--- BEGIN THE DATA ---

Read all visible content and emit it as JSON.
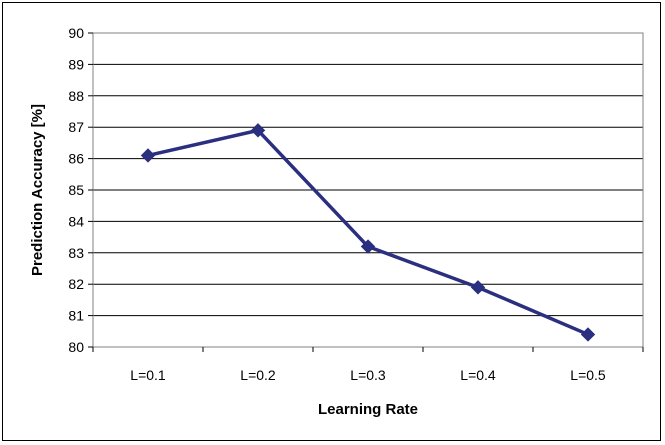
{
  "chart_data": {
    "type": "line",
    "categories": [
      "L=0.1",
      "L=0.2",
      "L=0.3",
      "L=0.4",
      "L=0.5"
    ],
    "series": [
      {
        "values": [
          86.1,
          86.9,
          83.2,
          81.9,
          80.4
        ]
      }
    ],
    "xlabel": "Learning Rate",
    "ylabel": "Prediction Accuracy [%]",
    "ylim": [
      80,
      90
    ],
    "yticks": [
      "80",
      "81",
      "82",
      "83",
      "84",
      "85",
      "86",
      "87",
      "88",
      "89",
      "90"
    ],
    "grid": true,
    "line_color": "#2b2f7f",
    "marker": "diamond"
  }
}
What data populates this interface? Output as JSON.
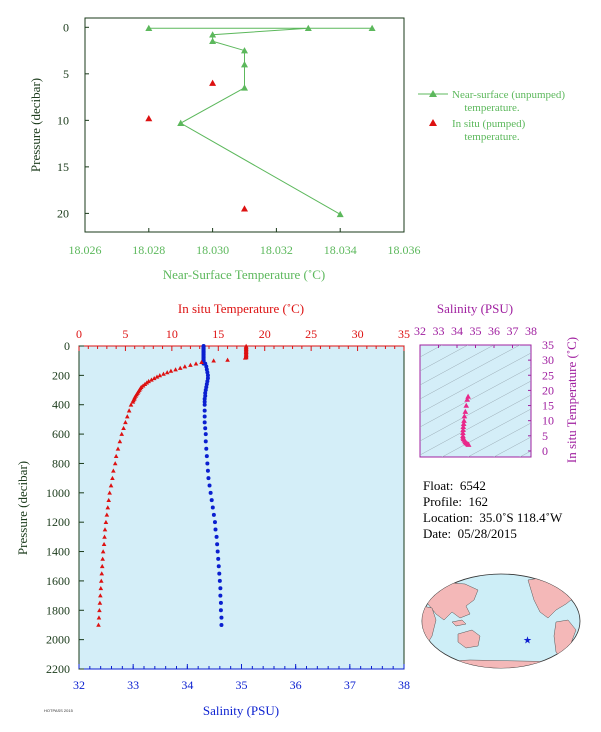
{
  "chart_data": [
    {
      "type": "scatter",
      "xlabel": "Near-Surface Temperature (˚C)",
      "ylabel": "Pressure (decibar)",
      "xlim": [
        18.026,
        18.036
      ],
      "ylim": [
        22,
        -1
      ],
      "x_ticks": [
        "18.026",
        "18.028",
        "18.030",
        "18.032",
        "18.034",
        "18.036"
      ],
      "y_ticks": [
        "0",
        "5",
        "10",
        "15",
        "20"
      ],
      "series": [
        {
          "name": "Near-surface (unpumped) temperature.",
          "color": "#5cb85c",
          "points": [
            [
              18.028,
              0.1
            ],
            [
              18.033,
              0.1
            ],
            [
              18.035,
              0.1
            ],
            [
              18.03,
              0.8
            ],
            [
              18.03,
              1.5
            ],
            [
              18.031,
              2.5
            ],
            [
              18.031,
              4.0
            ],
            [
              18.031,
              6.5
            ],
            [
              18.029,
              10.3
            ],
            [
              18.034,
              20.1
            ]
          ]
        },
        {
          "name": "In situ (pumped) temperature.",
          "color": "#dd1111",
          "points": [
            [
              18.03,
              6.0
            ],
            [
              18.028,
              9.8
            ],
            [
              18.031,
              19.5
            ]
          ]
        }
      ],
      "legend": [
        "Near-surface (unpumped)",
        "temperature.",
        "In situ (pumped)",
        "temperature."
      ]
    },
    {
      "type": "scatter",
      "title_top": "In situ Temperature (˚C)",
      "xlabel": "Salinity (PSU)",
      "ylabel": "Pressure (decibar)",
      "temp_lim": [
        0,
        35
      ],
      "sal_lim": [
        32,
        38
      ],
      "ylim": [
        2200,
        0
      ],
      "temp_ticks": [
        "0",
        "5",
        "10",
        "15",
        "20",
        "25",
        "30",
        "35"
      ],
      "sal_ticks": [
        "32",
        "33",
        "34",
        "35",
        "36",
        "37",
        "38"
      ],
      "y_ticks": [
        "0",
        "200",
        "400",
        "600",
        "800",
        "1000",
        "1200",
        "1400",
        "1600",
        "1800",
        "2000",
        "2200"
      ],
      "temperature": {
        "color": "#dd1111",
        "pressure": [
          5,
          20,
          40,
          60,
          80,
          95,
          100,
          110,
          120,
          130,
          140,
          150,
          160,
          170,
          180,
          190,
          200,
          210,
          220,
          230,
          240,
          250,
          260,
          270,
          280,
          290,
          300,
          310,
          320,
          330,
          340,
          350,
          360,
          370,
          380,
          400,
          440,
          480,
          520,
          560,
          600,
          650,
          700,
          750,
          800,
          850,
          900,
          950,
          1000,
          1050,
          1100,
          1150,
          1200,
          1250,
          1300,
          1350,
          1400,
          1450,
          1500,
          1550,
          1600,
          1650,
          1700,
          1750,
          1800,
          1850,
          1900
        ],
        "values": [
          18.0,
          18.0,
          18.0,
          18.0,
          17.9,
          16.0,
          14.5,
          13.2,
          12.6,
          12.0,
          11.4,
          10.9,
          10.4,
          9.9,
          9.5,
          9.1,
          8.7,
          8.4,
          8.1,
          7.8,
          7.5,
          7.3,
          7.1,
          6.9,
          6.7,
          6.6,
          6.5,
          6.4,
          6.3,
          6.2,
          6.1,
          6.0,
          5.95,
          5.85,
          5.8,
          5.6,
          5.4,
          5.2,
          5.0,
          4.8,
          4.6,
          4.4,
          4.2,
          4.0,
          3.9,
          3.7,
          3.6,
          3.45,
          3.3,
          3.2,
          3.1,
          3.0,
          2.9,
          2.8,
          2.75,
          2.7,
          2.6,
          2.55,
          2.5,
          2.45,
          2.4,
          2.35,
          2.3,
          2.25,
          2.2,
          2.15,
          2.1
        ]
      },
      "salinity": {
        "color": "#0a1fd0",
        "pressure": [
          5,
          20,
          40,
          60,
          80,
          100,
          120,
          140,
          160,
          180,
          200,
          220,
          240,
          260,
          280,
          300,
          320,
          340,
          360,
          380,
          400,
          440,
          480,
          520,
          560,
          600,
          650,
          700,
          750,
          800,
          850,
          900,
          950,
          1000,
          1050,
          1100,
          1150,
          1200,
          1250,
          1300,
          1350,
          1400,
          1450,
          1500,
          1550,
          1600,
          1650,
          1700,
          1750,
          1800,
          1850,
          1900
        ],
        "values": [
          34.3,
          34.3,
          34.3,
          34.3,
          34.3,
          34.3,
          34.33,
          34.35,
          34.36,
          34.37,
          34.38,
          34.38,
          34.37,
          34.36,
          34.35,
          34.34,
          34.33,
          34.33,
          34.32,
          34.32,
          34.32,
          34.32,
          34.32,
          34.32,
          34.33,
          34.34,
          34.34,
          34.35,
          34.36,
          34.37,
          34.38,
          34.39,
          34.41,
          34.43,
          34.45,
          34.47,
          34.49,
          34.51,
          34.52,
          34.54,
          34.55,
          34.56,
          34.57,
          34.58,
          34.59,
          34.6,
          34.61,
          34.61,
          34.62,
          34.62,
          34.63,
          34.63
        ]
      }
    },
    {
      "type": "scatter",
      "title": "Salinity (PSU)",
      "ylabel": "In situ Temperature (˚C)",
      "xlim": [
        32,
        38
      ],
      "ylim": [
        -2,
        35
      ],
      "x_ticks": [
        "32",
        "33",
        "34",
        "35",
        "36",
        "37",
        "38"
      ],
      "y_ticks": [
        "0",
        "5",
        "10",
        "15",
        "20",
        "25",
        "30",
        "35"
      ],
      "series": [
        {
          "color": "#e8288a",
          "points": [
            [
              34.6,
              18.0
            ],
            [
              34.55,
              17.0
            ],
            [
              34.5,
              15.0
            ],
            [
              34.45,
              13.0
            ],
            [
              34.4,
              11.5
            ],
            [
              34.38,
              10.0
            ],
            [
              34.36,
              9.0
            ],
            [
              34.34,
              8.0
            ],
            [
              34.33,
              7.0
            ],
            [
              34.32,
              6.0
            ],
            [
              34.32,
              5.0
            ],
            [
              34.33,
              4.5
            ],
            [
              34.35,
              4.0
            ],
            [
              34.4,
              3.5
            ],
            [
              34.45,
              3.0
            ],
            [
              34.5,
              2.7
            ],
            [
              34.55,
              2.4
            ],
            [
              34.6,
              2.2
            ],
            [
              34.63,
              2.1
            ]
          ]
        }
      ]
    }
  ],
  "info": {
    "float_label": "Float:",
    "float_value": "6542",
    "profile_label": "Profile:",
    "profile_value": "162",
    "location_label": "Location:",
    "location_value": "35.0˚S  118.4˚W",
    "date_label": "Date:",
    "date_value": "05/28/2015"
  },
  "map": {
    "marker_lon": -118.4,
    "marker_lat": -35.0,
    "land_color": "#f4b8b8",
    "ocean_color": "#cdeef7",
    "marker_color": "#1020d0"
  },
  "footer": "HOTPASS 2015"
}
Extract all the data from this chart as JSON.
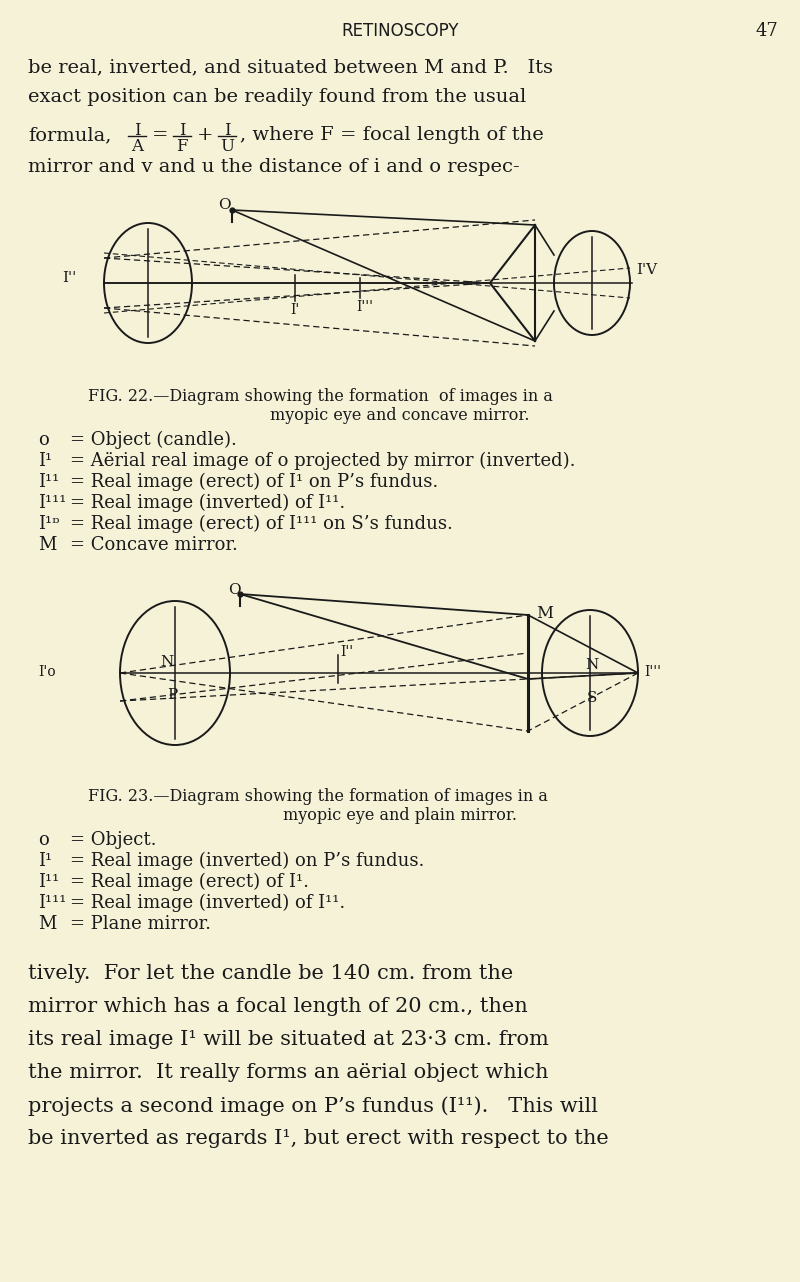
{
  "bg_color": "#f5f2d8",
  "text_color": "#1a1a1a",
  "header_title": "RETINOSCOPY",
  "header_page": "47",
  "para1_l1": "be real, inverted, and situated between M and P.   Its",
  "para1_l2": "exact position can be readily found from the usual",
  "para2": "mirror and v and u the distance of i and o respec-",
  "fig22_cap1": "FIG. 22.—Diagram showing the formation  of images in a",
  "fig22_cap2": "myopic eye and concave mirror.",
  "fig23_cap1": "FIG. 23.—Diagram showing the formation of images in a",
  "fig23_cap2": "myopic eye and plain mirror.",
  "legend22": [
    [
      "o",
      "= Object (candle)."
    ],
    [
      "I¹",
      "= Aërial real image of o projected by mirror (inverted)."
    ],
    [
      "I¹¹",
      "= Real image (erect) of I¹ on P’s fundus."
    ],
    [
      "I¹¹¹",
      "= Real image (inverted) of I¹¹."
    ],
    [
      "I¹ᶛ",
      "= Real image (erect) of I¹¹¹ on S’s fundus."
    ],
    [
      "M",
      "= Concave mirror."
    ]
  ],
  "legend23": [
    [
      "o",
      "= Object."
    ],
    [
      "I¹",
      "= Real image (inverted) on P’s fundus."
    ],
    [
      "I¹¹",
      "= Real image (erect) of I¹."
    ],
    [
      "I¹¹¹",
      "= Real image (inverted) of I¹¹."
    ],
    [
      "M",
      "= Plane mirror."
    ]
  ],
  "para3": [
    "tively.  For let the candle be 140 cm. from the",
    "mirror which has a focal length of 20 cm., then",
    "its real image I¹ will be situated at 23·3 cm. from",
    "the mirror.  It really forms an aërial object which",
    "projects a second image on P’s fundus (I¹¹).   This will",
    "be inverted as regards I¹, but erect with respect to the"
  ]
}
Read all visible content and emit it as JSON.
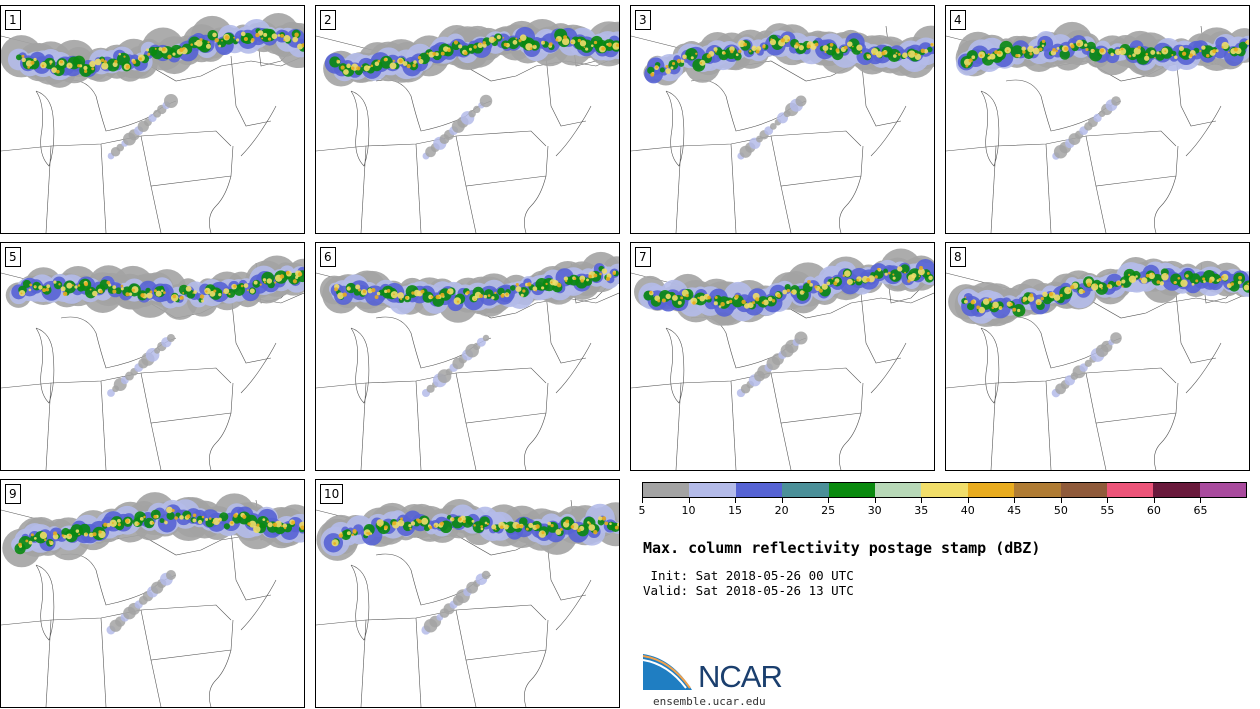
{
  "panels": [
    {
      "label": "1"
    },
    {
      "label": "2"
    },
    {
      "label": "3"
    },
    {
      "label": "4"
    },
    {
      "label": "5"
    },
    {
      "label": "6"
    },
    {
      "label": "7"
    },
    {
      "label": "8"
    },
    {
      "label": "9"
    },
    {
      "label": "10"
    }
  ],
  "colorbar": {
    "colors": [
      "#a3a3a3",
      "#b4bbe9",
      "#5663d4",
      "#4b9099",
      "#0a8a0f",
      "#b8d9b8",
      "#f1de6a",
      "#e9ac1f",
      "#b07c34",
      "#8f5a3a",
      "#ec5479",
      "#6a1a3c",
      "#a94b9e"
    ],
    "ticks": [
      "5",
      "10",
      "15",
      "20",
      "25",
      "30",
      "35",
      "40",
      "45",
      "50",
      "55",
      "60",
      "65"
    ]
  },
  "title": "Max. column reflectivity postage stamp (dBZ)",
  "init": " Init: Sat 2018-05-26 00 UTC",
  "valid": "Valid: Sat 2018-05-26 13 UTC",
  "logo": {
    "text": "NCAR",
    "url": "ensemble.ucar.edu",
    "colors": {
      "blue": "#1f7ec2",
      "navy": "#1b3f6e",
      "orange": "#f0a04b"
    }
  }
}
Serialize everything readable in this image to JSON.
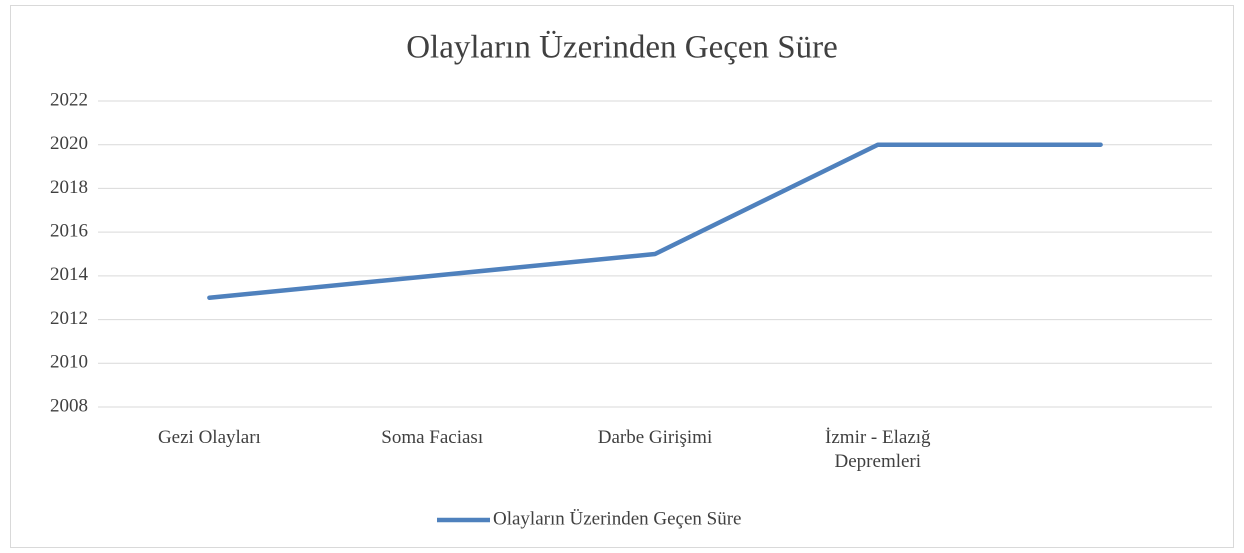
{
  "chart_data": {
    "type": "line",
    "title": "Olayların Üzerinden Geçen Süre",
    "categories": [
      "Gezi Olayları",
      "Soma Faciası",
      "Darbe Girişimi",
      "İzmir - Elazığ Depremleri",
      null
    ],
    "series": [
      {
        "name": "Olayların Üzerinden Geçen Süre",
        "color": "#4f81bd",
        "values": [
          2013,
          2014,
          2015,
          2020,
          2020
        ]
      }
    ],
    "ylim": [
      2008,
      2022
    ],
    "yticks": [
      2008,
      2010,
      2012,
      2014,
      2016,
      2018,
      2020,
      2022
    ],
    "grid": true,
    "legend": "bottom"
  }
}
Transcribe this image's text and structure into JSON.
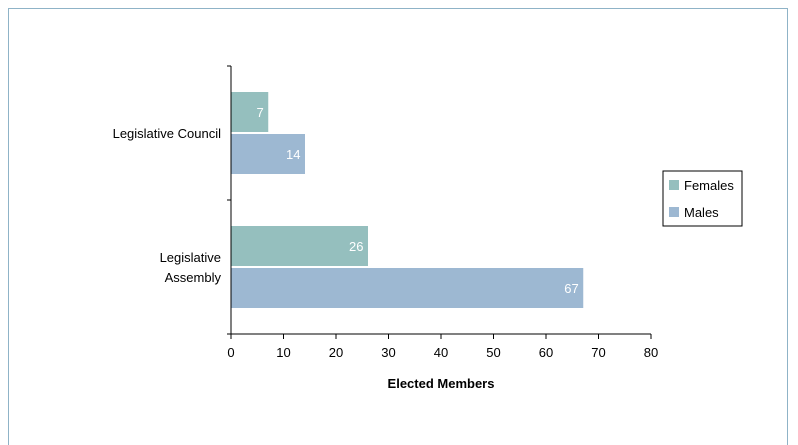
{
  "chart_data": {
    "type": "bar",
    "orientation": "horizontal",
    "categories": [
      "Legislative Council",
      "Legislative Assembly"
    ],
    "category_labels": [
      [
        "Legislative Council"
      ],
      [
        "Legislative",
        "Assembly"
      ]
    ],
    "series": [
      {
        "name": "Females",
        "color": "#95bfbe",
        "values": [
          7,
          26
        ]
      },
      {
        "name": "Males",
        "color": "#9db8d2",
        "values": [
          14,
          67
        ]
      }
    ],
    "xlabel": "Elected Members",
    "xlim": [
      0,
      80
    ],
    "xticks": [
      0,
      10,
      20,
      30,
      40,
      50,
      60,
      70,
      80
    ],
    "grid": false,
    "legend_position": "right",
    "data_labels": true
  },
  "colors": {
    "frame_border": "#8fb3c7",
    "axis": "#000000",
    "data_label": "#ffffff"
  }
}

--- END THE DATA ---

** WORK TO COMPLETE **
Work through the records above line by line and count those that hold the string "will". Give only the result.

** COMPLETED TASK **
2